* Begin RECORDS FOR THIS TASK *

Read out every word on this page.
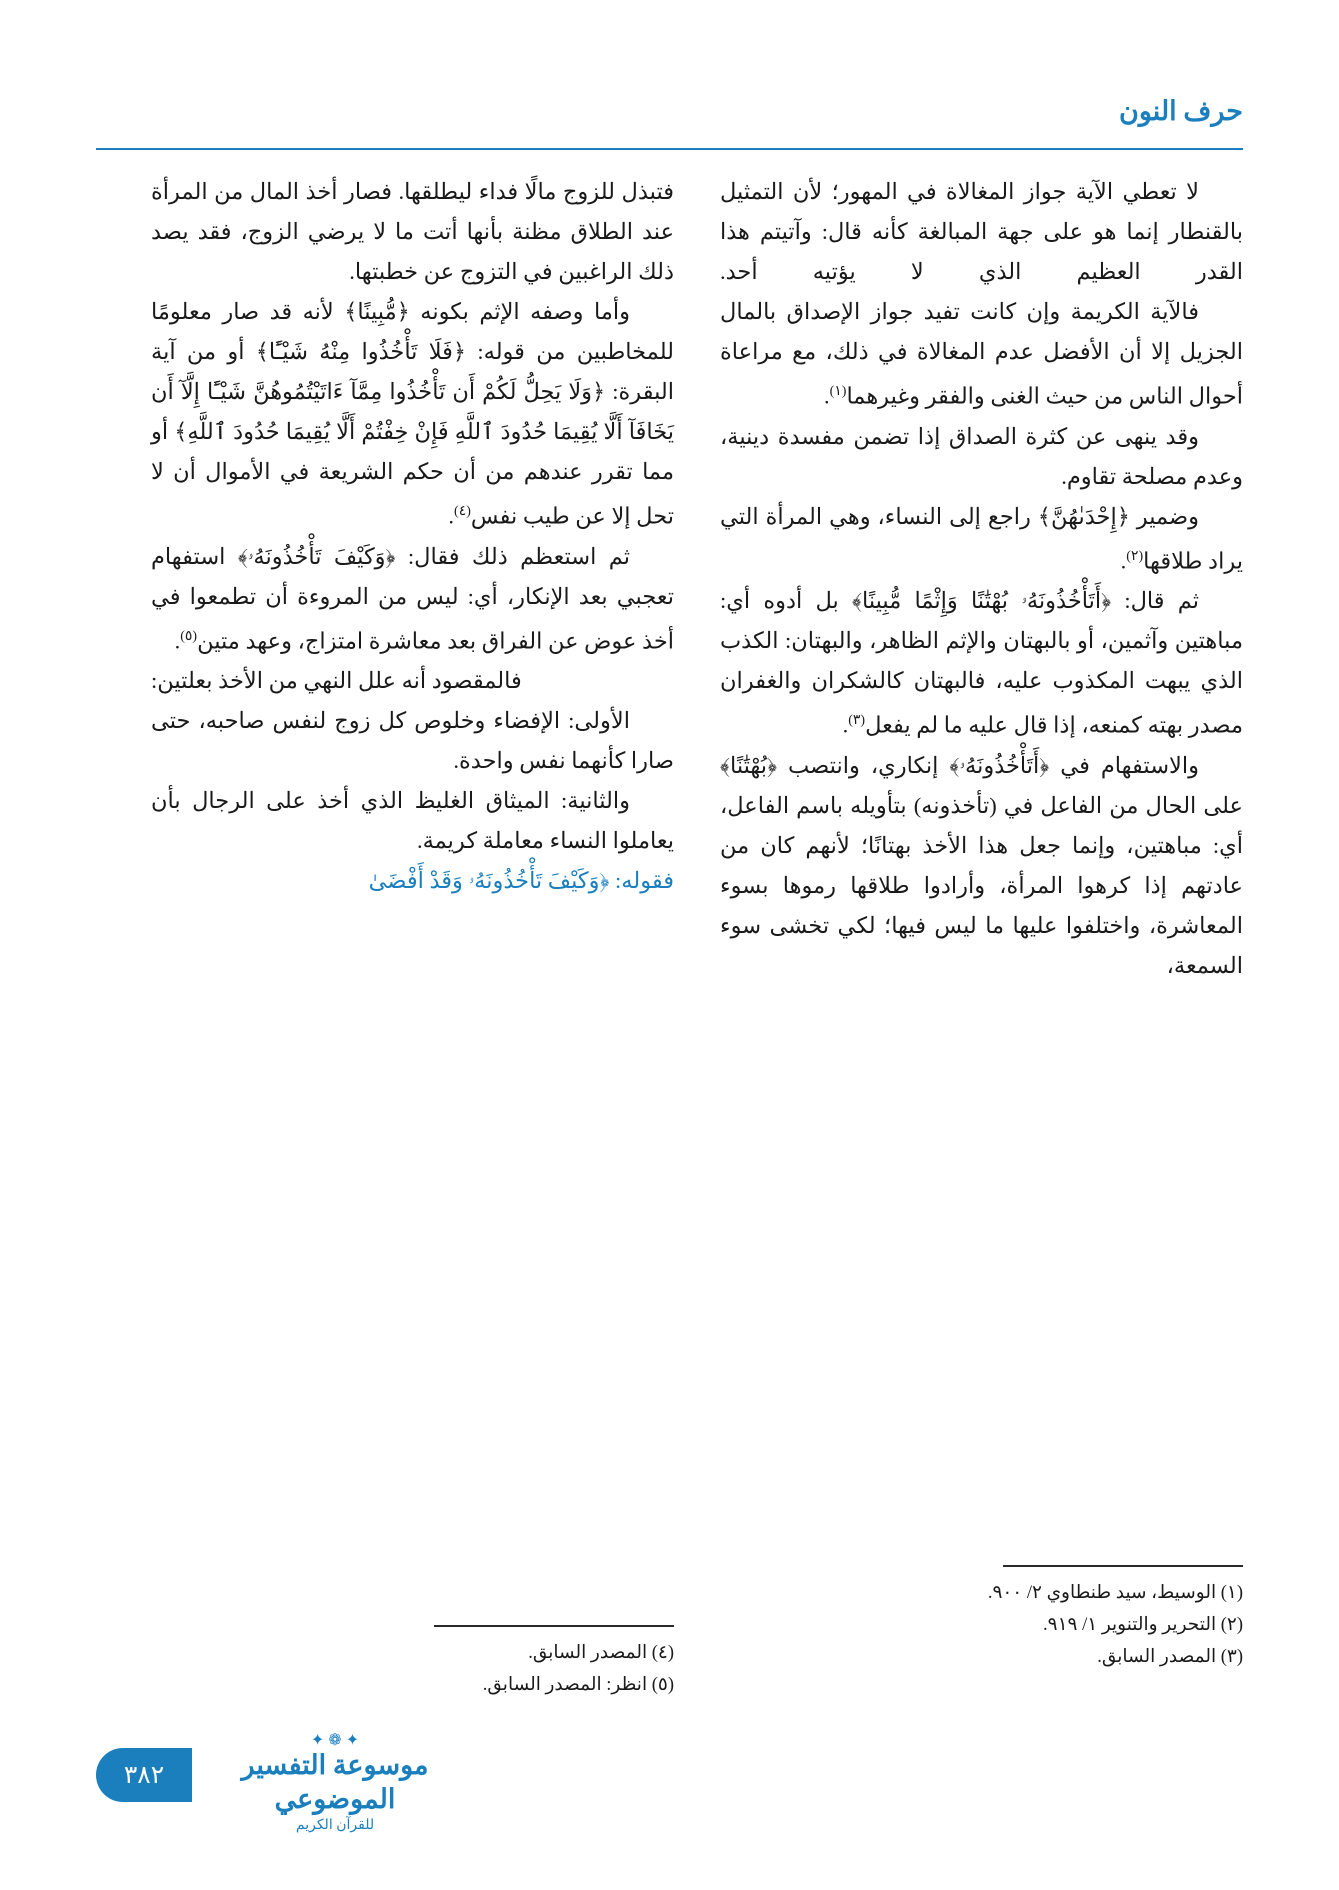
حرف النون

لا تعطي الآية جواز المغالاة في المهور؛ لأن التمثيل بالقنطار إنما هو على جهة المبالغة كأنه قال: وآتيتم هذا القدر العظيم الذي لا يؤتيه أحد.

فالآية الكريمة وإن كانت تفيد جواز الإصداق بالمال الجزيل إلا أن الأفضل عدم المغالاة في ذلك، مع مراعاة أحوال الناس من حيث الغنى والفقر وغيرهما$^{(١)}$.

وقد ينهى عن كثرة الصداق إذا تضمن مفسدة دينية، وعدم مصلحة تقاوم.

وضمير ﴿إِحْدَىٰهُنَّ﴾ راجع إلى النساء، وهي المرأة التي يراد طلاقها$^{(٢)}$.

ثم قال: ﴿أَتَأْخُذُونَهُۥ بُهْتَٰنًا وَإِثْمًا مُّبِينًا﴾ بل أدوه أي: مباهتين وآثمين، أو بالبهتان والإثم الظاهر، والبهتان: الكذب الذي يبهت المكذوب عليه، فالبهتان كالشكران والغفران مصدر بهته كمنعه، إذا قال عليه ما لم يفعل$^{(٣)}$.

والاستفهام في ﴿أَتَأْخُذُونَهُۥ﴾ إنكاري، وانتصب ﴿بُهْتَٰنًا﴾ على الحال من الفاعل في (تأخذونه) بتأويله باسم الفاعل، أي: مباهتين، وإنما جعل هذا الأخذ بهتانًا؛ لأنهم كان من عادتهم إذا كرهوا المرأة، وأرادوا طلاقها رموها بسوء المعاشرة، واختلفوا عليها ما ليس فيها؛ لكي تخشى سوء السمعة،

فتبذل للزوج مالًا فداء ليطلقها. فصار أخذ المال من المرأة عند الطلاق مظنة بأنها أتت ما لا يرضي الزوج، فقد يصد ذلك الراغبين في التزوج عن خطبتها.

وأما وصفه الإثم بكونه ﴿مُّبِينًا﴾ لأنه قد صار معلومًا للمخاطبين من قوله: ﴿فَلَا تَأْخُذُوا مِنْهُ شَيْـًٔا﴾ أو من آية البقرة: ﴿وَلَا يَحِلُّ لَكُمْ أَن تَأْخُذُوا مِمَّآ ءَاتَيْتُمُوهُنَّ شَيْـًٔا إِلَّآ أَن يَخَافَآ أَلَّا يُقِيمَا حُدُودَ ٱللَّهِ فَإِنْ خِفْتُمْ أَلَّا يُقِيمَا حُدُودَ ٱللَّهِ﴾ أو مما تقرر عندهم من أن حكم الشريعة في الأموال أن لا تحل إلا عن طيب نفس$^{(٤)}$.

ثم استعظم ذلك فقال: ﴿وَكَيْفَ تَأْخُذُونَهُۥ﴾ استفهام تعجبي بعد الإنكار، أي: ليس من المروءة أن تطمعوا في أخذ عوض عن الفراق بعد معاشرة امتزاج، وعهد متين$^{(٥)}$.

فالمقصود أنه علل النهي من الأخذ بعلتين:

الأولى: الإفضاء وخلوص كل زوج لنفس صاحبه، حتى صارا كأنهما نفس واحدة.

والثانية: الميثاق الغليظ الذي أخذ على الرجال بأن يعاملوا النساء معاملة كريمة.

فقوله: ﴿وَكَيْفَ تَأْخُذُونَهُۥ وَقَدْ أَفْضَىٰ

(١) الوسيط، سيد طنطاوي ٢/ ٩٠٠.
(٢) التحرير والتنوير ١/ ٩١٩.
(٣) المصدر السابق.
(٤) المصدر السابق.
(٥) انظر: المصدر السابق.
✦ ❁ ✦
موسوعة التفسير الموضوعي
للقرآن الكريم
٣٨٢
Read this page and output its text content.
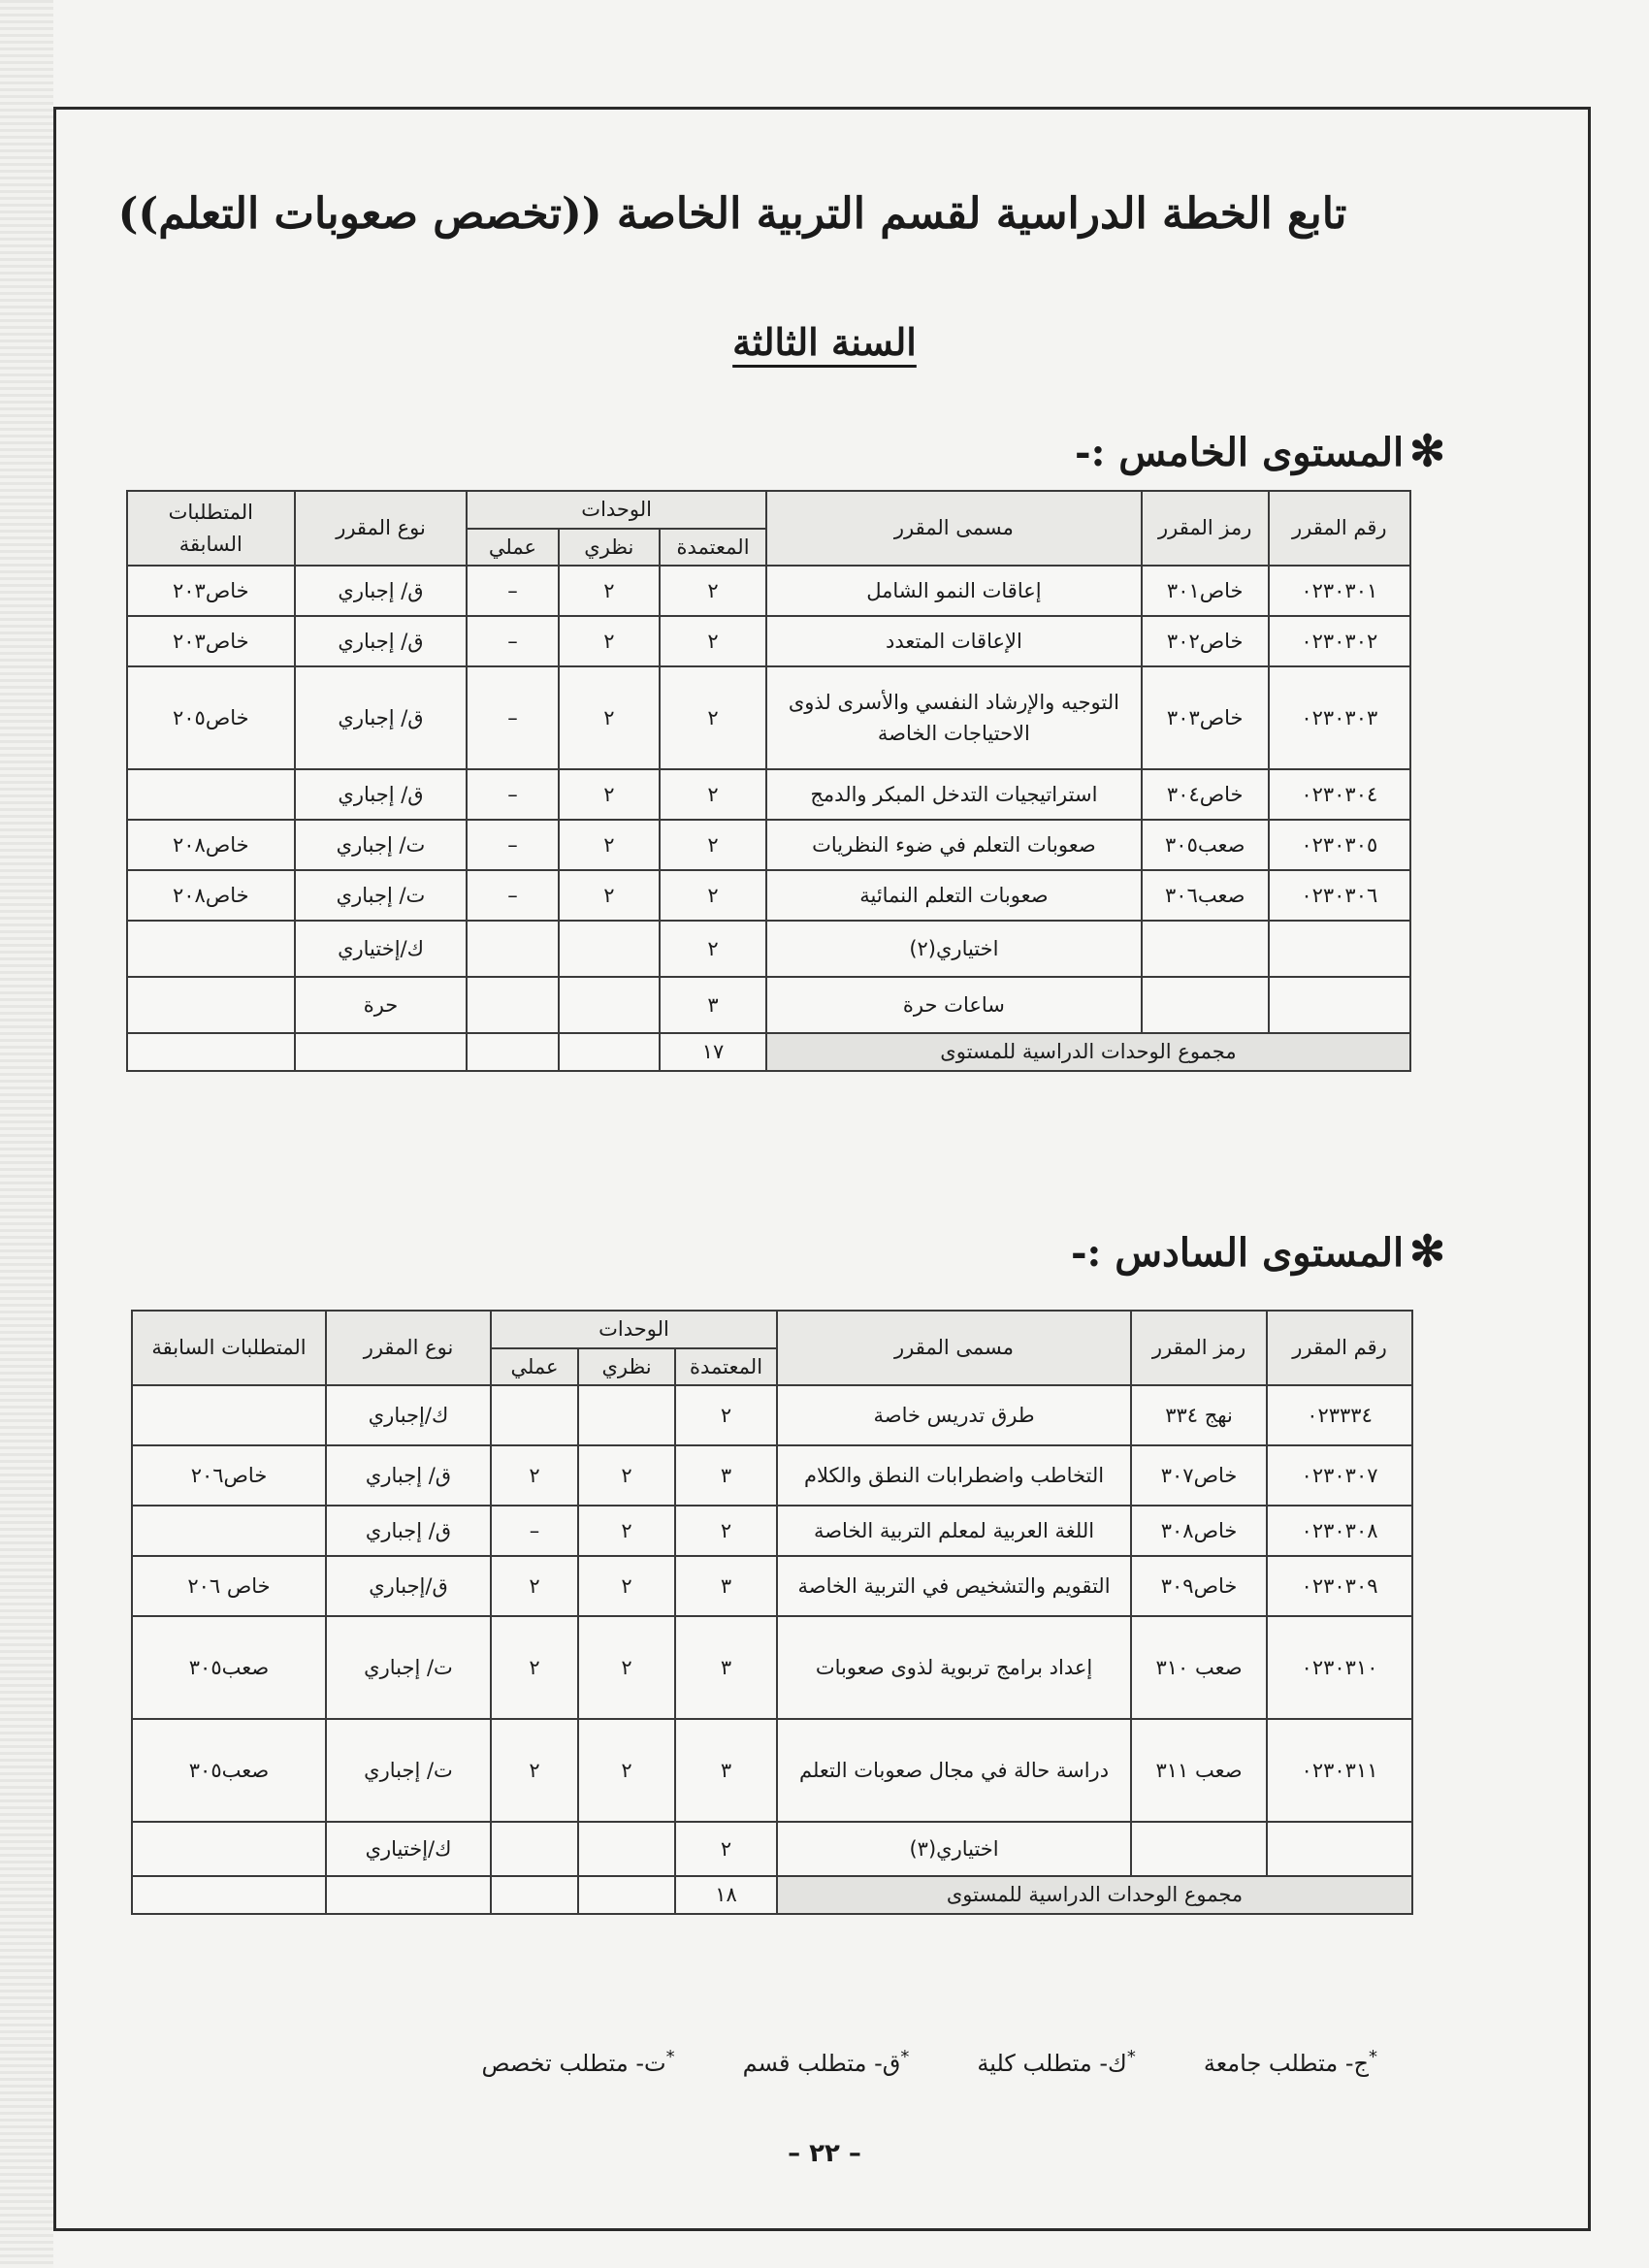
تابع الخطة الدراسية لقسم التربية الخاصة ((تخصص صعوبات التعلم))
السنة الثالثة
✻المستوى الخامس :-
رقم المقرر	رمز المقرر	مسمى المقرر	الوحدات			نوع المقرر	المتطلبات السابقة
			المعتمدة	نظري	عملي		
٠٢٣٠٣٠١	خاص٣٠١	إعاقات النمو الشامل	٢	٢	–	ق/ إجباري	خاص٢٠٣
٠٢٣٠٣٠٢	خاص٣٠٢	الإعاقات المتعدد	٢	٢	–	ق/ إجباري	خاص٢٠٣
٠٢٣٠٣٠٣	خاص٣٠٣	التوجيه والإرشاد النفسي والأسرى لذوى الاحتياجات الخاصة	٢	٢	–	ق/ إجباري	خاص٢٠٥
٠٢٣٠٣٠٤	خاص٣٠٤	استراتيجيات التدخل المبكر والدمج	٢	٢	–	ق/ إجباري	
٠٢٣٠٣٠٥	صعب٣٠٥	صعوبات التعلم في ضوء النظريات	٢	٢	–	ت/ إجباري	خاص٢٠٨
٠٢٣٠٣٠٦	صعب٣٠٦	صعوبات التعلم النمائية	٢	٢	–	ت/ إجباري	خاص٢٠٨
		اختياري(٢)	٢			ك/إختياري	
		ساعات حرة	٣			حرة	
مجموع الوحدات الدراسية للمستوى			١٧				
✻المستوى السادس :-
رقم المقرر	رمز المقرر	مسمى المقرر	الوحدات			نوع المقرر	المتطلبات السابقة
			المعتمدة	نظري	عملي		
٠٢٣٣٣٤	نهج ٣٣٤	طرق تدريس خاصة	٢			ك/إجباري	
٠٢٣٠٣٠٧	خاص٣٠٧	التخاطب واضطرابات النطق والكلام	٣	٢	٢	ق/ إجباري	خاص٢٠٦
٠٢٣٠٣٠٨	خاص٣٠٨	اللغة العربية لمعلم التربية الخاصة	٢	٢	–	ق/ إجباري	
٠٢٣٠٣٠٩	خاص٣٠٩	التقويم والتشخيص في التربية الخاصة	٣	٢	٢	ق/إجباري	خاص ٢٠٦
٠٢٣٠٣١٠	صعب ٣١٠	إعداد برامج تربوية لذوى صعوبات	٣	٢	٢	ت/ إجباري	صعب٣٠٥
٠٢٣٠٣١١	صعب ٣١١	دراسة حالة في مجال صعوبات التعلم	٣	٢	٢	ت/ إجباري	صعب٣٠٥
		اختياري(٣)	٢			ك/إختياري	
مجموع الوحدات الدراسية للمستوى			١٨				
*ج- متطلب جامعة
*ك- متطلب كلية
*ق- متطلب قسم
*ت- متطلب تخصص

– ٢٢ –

* End RECORDS FOR THIS TASK *

*WHAT IS ASKED:* Copy each line that holds the word "صعوبات".

*SOLUTION FOR THIS PROBLEM:*
تابع الخطة الدراسية لقسم التربية الخاصة ((تخصص صعوبات التعلم))
٠٢٣٠٣٠٥	صعب٣٠٥	صعوبات التعلم في ضوء النظريات	٢	٢	–	ت/ إجباري	خاص٢٠٨
٠٢٣٠٣٠٦	صعب٣٠٦	صعوبات التعلم النمائية	٢	٢	–	ت/ إجباري	خاص٢٠٨
٠٢٣٠٣١٠	صعب ٣١٠	إعداد برامج تربوية لذوى صعوبات	٣	٢	٢	ت/ إجباري	صعب٣٠٥
٠٢٣٠٣١١	صعب ٣١١	دراسة حالة في مجال صعوبات التعلم	٣	٢	٢	ت/ إجباري	صعب٣٠٥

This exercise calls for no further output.